### WORK INSTRUCTIONS
Transcribe all of the material below word for word and leave out its pictures.

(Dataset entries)
□ □ □ □ □ □ □

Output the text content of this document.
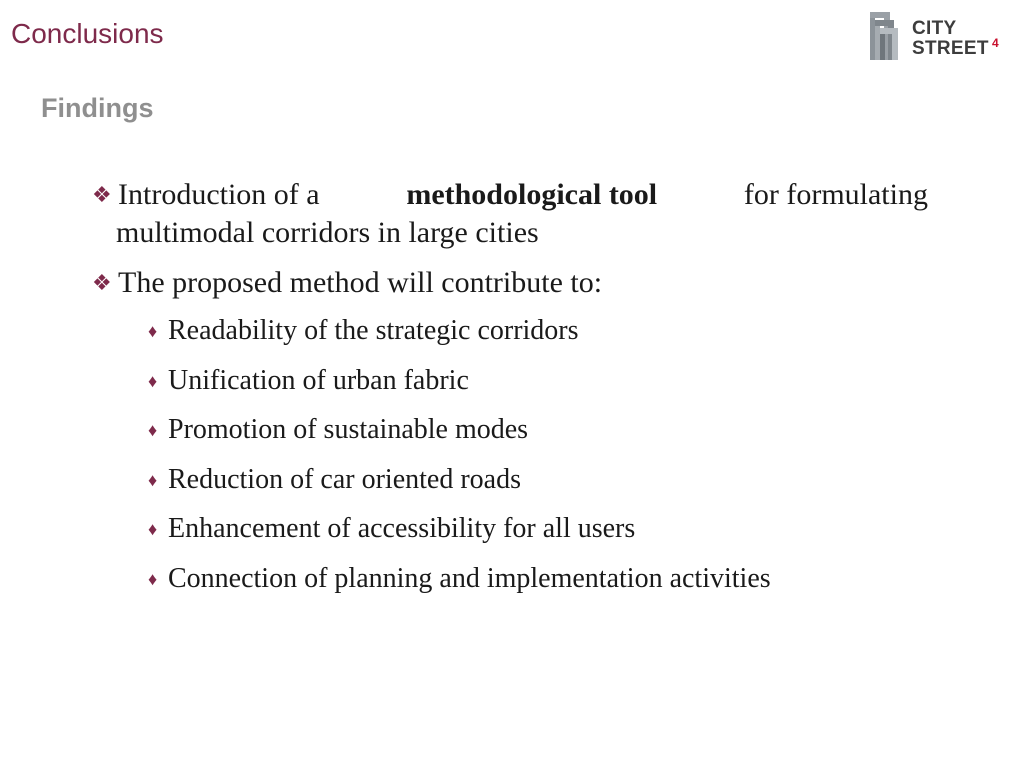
Conclusions
Findings
CITY
STREET 4
❖ Introduction of a	methodological tool	for formulating
multimodal corridors in large cities
❖ The proposed method will contribute to:
♦ Readability of the strategic corridors
♦ Unification of urban fabric
♦ Promotion of sustainable modes
♦ Reduction of car oriented roads
♦ Enhancement of accessibility for all users
♦ Connection of planning and implementation activities
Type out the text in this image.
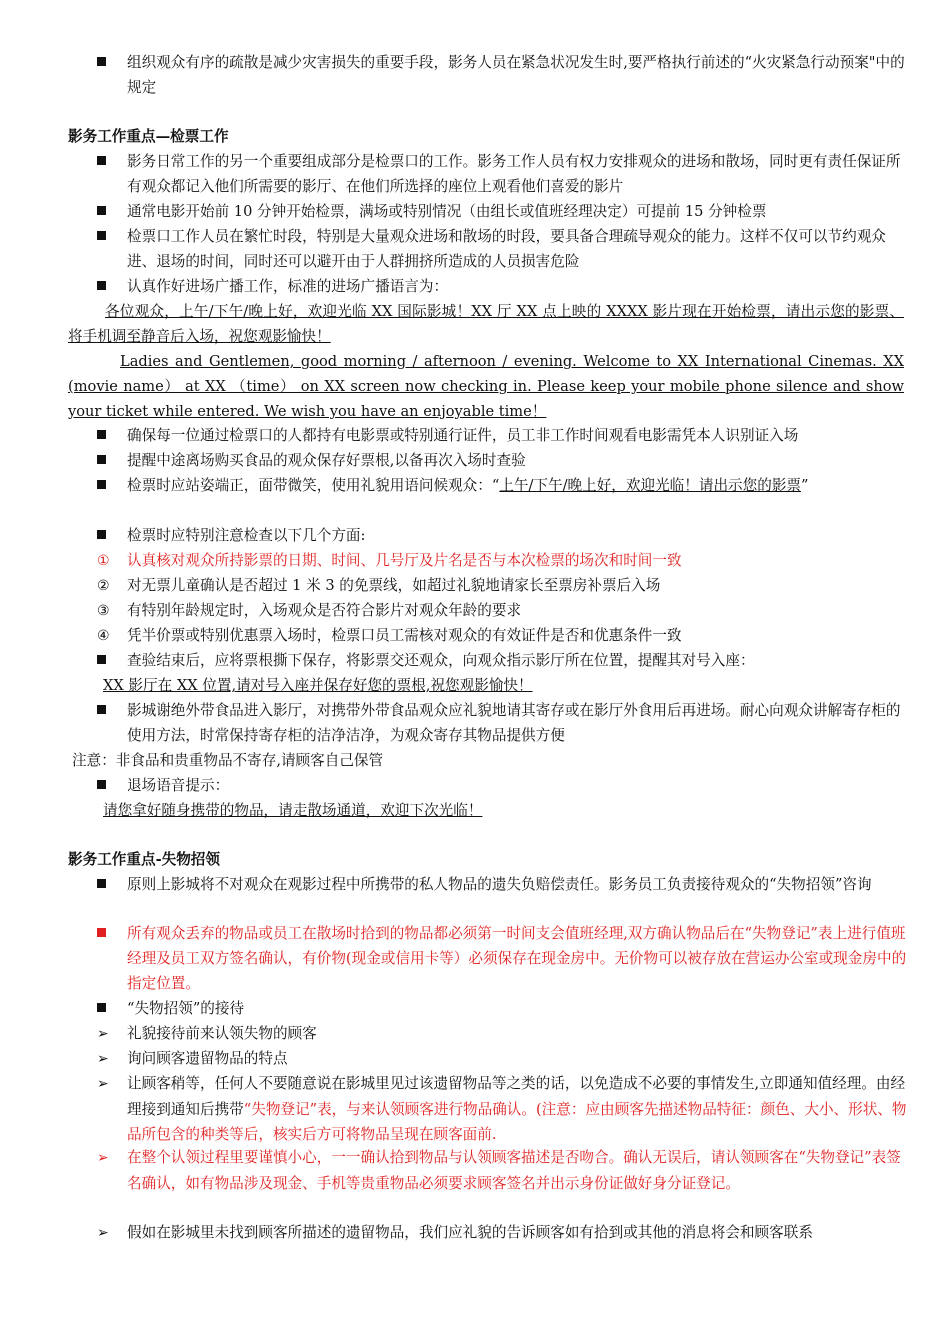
组织观众有序的疏散是减少灾害损失的重要手段，影务人员在紧急状况发生时,要严格执行前述的“火灾紧急行动预案"中的规定
影务工作重点—检票工作
影务日常工作的另一个重要组成部分是检票口的工作。影务工作人员有权力安排观众的进场和散场，同时更有责任保证所有观众都记入他们所需要的影厅、在他们所选择的座位上观看他们喜爱的影片
通常电影开始前 10 分钟开始检票，满场或特别情况（由组长或值班经理决定）可提前 15 分钟检票
检票口工作人员在繁忙时段，特别是大量观众进场和散场的时段，要具备合理疏导观众的能力。这样不仅可以节约观众进、退场的时间，同时还可以避开由于人群拥挤所造成的人员损害危险
认真作好进场广播工作，标准的进场广播语言为：
各位观众，上午/下午/晚上好，欢迎光临 XX 国际影城！XX 厅 XX 点上映的 XXXX 影片现在开始检票，请出示您的影票、将手机调至静音后入场，祝您观影愉快！
Ladies and Gentlemen, good morning / afternoon / evening. Welcome to XX International Cinemas. XX (movie name） at XX （time） on XX screen now checking in. Please keep your mobile phone silence and show your ticket while entered. We wish you have an enjoyable time！
确保每一位通过检票口的人都持有电影票或特别通行证件，员工非工作时间观看电影需凭本人识别证入场
提醒中途离场购买食品的观众保存好票根,以备再次入场时查验
检票时应站姿端正，面带微笑，使用礼貌用语问候观众：“上午/下午/晚上好，欢迎光临！请出示您的影票”
检票时应特别注意检查以下几个方面:
① 认真核对观众所持影票的日期、时间、几号厅及片名是否与本次检票的场次和时间一致
② 对无票儿童确认是否超过 1 米 3 的免票线，如超过礼貌地请家长至票房补票后入场
③ 有特别年龄规定时，入场观众是否符合影片对观众年龄的要求
④ 凭半价票或特别优惠票入场时，检票口员工需核对观众的有效证件是否和优惠条件一致
查验结束后，应将票根撕下保存，将影票交还观众，向观众指示影厅所在位置，提醒其对号入座：
XX 影厅在 XX 位置,请对号入座并保存好您的票根,祝您观影愉快！
影城谢绝外带食品进入影厅，对携带外带食品观众应礼貌地请其寄存或在影厅外食用后再进场。耐心向观众讲解寄存柜的使用方法，时常保持寄存柜的洁净洁净，为观众寄存其物品提供方便
注意：非食品和贵重物品不寄存,请顾客自己保管
退场语音提示：
请您拿好随身携带的物品，请走散场通道，欢迎下次光临！
影务工作重点-失物招领
原则上影城将不对观众在观影过程中所携带的私人物品的遗失负赔偿责任。影务员工负责接待观众的“失物招领”咨询
所有观众丢弃的物品或员工在散场时拾到的物品都必须第一时间支会值班经理,双方确认物品后在“失物登记”表上进行值班经理及员工双方签名确认，有价物(现金或信用卡等）必须保存在现金房中。无价物可以被存放在营运办公室或现金房中的指定位置。
“失物招领”的接待
➢ 礼貌接待前来认领失物的顾客
➢ 询问顾客遗留物品的特点
➢ 让顾客稍等，任何人不要随意说在影城里见过该遗留物品等之类的话，以免造成不必要的事情发生,立即通知值经理。由经理接到通知后携带“失物登记”表，与来认领顾客进行物品确认。(注意：应由顾客先描述物品特征：颜色、大小、形状、物品所包含的种类等后，核实后方可将物品呈现在顾客面前.
➢ 在整个认领过程里要谨慎小心，一一确认拾到物品与认领顾客描述是否吻合。确认无误后，请认领顾客在“失物登记”表签名确认，如有物品涉及现金、手机等贵重物品必须要求顾客签名并出示身份证做好身分证登记。
➢ 假如在影城里未找到顾客所描述的遗留物品，我们应礼貌的告诉顾客如有拾到或其他的消息将会和顾客联系
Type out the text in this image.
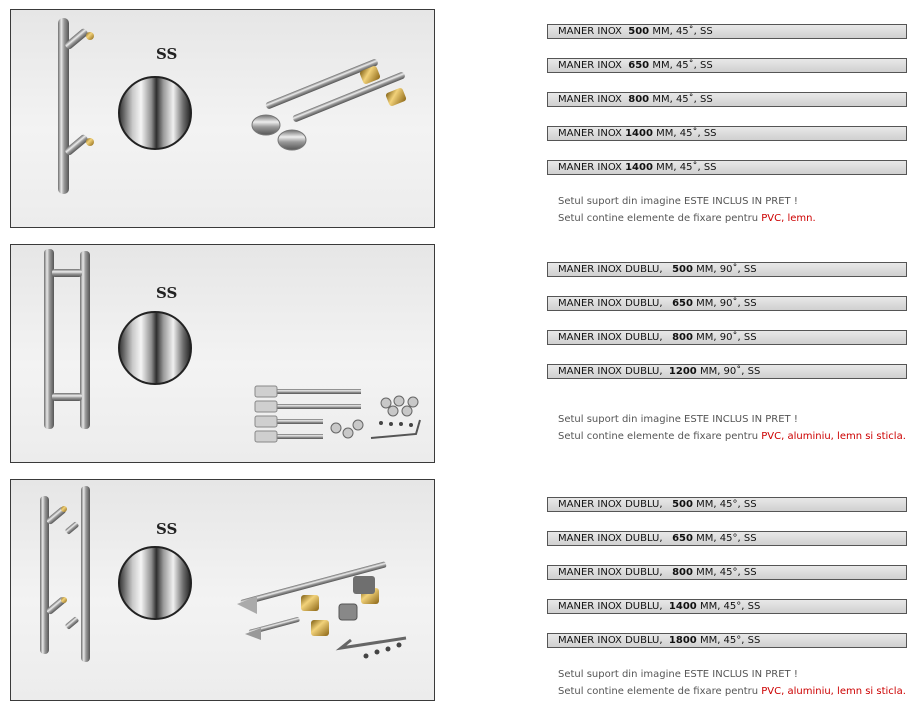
SS
SS
SS
MANER INOX 500 MM, 45˚, SS
MANER INOX 650 MM, 45˚, SS
MANER INOX 800 MM, 45˚, SS
MANER INOX 1400 MM, 45˚, SS
MANER INOX 1400 MM, 45˚, SS
Setul suport din imagine ESTE INCLUS IN PRET !
Setul contine elemente de fixare pentru PVC, lemn.
MANER INOX DUBLU, 500 MM, 90˚, SS
MANER INOX DUBLU, 650 MM, 90˚, SS
MANER INOX DUBLU, 800 MM, 90˚, SS
MANER INOX DUBLU, 1200 MM, 90˚, SS
Setul suport din imagine ESTE INCLUS IN PRET !
Setul contine elemente de fixare pentru PVC, aluminiu, lemn si sticla.
MANER INOX DUBLU, 500 MM, 45°, SS
MANER INOX DUBLU, 650 MM, 45°, SS
MANER INOX DUBLU, 800 MM, 45°, SS
MANER INOX DUBLU, 1400 MM, 45°, SS
MANER INOX DUBLU, 1800 MM, 45°, SS
Setul suport din imagine ESTE INCLUS IN PRET !
Setul contine elemente de fixare pentru PVC, aluminiu, lemn si sticla.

□ □ □ □ □ □ □

### EXPECTED ANSWER
Output the text content of this document.
Conclusions
Findings
CITY
STREET 4
❖ Introduction of a	methodological tool	for formulating
multimodal corridors in large cities
❖ The proposed method will contribute to:
♦ Readability of the strategic corridors
♦ Unification of urban fabric
♦ Promotion of sustainable modes
♦ Reduction of car oriented roads
♦ Enhancement of accessibility for all users
♦ Connection of planning and implementation activities
Type out the text in this image.
组织观众有序的疏散是减少灾害损失的重要手段，影务人员在紧急状况发生时,要严格执行前述的“火灾紧急行动预案"中的规定
影务工作重点—检票工作
影务日常工作的另一个重要组成部分是检票口的工作。影务工作人员有权力安排观众的进场和散场，同时更有责任保证所有观众都记入他们所需要的影厅、在他们所选择的座位上观看他们喜爱的影片
通常电影开始前 10 分钟开始检票，满场或特别情况（由组长或值班经理决定）可提前 15 分钟检票
检票口工作人员在繁忙时段，特别是大量观众进场和散场的时段，要具备合理疏导观众的能力。这样不仅可以节约观众进、退场的时间，同时还可以避开由于人群拥挤所造成的人员损害危险
认真作好进场广播工作，标准的进场广播语言为：
各位观众，上午/下午/晚上好，欢迎光临 XX 国际影城！XX 厅 XX 点上映的 XXXX 影片现在开始检票，请出示您的影票、将手机调至静音后入场，祝您观影愉快！
Ladies and Gentlemen, good morning / afternoon / evening. Welcome to XX International Cinemas. XX (movie name） at XX （time） on XX screen now checking in. Please keep your mobile phone silence and show your ticket while entered. We wish you have an enjoyable time！
确保每一位通过检票口的人都持有电影票或特别通行证件，员工非工作时间观看电影需凭本人识别证入场
提醒中途离场购买食品的观众保存好票根,以备再次入场时查验
检票时应站姿端正，面带微笑，使用礼貌用语问候观众：“上午/下午/晚上好，欢迎光临！请出示您的影票”
检票时应特别注意检查以下几个方面:
① 认真核对观众所持影票的日期、时间、几号厅及片名是否与本次检票的场次和时间一致
② 对无票儿童确认是否超过 1 米 3 的免票线，如超过礼貌地请家长至票房补票后入场
③ 有特别年龄规定时，入场观众是否符合影片对观众年龄的要求
④ 凭半价票或特别优惠票入场时，检票口员工需核对观众的有效证件是否和优惠条件一致
查验结束后，应将票根撕下保存，将影票交还观众，向观众指示影厅所在位置，提醒其对号入座：
XX 影厅在 XX 位置,请对号入座并保存好您的票根,祝您观影愉快！
影城谢绝外带食品进入影厅，对携带外带食品观众应礼貌地请其寄存或在影厅外食用后再进场。耐心向观众讲解寄存柜的使用方法，时常保持寄存柜的洁净洁净，为观众寄存其物品提供方便
注意：非食品和贵重物品不寄存,请顾客自己保管
退场语音提示：
请您拿好随身携带的物品，请走散场通道，欢迎下次光临！
影务工作重点-失物招领
原则上影城将不对观众在观影过程中所携带的私人物品的遗失负赔偿责任。影务员工负责接待观众的“失物招领”咨询
所有观众丢弃的物品或员工在散场时拾到的物品都必须第一时间支会值班经理,双方确认物品后在“失物登记”表上进行值班经理及员工双方签名确认，有价物(现金或信用卡等）必须保存在现金房中。无价物可以被存放在营运办公室或现金房中的指定位置。
“失物招领”的接待
➢ 礼貌接待前来认领失物的顾客
➢ 询问顾客遗留物品的特点
➢ 让顾客稍等，任何人不要随意说在影城里见过该遗留物品等之类的话，以免造成不必要的事情发生,立即通知值经理。由经理接到通知后携带“失物登记”表，与来认领顾客进行物品确认。(注意：应由顾客先描述物品特征：颜色、大小、形状、物品所包含的种类等后，核实后方可将物品呈现在顾客面前.
➢ 在整个认领过程里要谨慎小心，一一确认拾到物品与认领顾客描述是否吻合。确认无误后，请认领顾客在“失物登记”表签名确认，如有物品涉及现金、手机等贵重物品必须要求顾客签名并出示身份证做好身分证登记。
➢ 假如在影城里未找到顾客所描述的遗留物品，我们应礼貌的告诉顾客如有拾到或其他的消息将会和顾客联系
Type out the text in this image.
SS
SS
SS
MANER INOX 500 MM, 45˚, SS
MANER INOX 650 MM, 45˚, SS
MANER INOX 800 MM, 45˚, SS
MANER INOX 1400 MM, 45˚, SS
MANER INOX 1400 MM, 45˚, SS
Setul suport din imagine ESTE INCLUS IN PRET !
Setul contine elemente de fixare pentru PVC, lemn.
MANER INOX DUBLU, 500 MM, 90˚, SS
MANER INOX DUBLU, 650 MM, 90˚, SS
MANER INOX DUBLU, 800 MM, 90˚, SS
MANER INOX DUBLU, 1200 MM, 90˚, SS
Setul suport din imagine ESTE INCLUS IN PRET !
Setul contine elemente de fixare pentru PVC, aluminiu, lemn si sticla.
MANER INOX DUBLU, 500 MM, 45°, SS
MANER INOX DUBLU, 650 MM, 45°, SS
MANER INOX DUBLU, 800 MM, 45°, SS
MANER INOX DUBLU, 1400 MM, 45°, SS
MANER INOX DUBLU, 1800 MM, 45°, SS
Setul suport din imagine ESTE INCLUS IN PRET !
Setul contine elemente de fixare pentru PVC, aluminiu, lemn si sticla.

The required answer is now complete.